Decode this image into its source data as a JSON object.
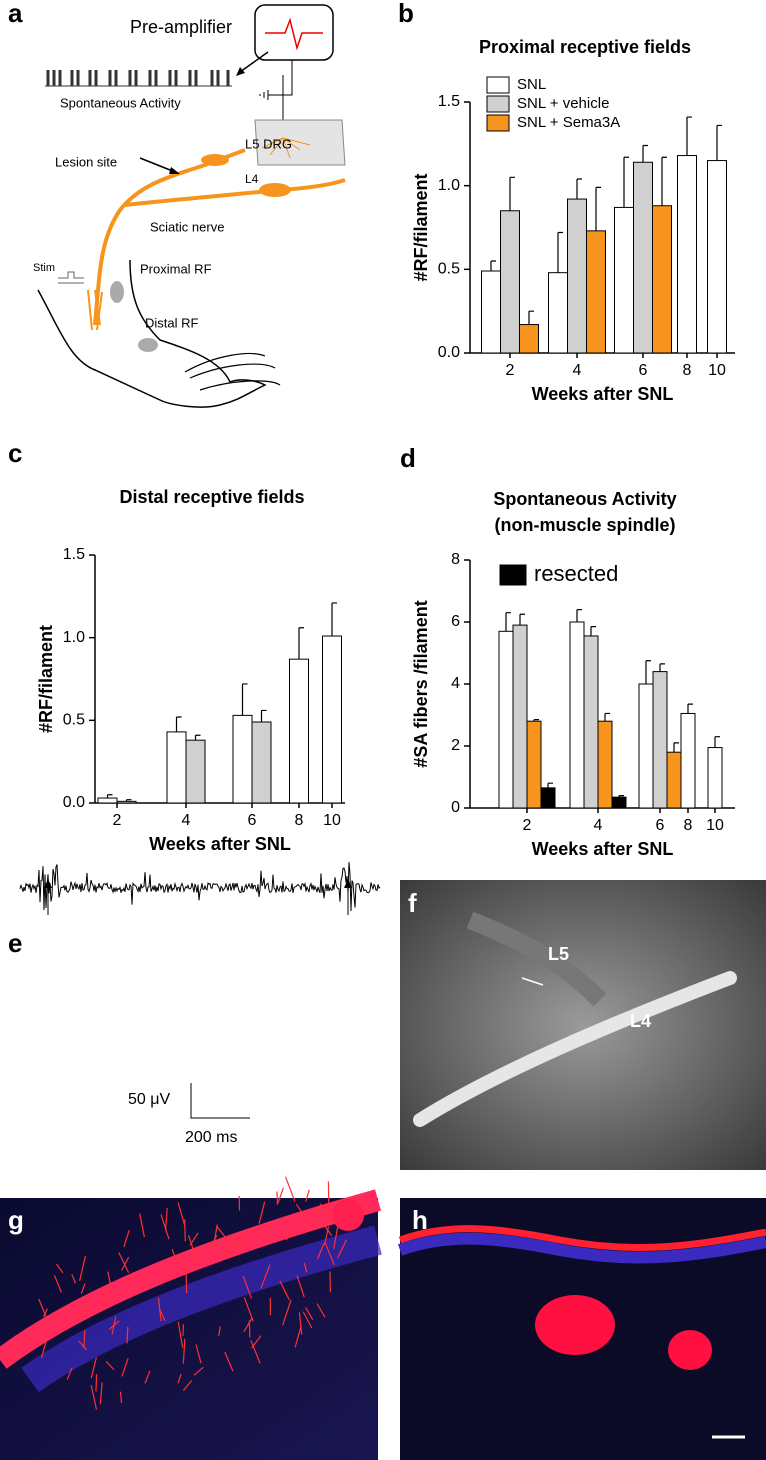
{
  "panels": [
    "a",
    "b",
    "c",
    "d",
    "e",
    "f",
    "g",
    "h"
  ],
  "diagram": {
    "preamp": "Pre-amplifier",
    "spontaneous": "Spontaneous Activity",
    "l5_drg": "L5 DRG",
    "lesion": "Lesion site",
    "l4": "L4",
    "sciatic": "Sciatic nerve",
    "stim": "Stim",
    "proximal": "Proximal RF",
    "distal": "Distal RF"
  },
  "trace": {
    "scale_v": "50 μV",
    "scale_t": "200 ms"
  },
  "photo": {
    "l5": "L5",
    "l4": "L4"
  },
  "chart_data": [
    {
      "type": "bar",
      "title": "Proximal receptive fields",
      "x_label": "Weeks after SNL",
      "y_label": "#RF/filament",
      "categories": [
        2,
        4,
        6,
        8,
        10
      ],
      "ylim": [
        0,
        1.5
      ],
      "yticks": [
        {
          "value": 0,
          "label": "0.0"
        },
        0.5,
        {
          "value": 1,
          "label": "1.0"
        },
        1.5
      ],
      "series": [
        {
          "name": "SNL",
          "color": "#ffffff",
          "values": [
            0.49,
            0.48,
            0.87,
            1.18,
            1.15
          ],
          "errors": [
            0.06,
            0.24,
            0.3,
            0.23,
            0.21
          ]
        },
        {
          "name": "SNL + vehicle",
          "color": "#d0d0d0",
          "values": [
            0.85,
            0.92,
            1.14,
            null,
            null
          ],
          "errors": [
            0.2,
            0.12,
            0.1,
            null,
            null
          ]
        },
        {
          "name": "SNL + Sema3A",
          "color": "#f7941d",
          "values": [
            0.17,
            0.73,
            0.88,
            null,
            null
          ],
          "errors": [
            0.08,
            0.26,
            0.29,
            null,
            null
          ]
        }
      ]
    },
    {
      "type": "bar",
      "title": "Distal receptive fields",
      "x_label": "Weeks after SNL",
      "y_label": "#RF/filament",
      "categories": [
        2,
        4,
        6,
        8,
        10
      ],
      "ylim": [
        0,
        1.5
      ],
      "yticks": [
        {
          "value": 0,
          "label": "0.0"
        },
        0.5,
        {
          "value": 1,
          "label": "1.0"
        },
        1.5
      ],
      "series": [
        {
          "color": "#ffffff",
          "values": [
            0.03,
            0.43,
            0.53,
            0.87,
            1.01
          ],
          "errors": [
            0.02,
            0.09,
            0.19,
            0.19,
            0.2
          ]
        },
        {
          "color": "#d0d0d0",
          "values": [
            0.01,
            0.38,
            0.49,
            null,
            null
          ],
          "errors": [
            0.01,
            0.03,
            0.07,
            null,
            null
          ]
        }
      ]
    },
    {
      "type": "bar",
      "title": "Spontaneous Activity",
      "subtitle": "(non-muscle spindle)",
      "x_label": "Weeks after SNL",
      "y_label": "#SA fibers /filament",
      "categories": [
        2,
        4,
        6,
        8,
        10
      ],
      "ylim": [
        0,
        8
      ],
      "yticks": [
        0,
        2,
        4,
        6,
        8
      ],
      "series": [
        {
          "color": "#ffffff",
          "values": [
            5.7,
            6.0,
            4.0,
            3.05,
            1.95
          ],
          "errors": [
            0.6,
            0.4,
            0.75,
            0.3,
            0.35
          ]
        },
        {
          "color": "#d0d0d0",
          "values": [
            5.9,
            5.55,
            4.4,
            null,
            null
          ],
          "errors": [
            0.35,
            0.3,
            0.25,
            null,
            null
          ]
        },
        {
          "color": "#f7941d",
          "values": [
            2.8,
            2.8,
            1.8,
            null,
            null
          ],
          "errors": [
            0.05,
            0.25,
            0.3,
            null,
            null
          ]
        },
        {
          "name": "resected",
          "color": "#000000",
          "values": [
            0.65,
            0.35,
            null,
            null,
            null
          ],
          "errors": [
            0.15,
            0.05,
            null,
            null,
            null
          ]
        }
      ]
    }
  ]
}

*****

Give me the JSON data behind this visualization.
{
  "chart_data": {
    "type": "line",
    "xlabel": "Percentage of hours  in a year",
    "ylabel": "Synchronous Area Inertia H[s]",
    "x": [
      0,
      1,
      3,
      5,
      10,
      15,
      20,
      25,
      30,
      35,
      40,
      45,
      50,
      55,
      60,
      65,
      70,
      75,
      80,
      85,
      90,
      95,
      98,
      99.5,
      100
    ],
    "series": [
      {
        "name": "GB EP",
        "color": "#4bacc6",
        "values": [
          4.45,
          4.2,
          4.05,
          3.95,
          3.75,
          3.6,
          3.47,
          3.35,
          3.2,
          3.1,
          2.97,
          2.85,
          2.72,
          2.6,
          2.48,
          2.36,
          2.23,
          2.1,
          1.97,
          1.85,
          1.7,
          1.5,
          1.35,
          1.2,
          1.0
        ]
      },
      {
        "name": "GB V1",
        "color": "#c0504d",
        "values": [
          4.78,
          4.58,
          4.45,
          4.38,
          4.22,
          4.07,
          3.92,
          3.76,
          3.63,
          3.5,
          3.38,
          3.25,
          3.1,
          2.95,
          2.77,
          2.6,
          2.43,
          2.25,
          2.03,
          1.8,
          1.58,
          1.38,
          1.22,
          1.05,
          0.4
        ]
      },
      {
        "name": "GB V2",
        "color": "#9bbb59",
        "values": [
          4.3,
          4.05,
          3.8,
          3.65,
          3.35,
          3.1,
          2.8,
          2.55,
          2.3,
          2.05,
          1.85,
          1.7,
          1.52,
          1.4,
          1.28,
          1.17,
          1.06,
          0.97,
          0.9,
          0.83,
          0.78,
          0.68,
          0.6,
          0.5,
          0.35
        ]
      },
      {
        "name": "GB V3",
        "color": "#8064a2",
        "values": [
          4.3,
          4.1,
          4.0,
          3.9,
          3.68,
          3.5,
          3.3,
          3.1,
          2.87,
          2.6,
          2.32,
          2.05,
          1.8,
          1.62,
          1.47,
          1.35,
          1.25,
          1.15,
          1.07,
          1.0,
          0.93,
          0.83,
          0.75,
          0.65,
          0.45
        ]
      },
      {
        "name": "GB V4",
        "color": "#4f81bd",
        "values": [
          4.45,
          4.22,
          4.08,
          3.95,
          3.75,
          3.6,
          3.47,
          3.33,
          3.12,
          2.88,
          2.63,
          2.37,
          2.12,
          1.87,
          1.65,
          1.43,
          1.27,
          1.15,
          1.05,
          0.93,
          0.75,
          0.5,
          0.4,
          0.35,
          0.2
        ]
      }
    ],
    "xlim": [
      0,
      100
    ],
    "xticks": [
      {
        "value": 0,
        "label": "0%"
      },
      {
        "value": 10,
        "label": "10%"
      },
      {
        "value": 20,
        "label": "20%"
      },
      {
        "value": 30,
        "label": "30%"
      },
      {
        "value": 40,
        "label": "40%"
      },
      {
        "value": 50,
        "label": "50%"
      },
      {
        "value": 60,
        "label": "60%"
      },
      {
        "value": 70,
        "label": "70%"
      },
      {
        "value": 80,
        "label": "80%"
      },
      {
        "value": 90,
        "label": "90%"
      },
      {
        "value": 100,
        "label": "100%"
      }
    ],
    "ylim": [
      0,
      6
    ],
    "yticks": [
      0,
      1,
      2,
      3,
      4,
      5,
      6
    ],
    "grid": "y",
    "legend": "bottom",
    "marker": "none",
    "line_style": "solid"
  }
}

*****

-- PROBLEM DESCRIPTION --
Within the listing, how many lines hold the word "Activity"? Only the number is to be given.

-- RESULT OF THIS TASK --
2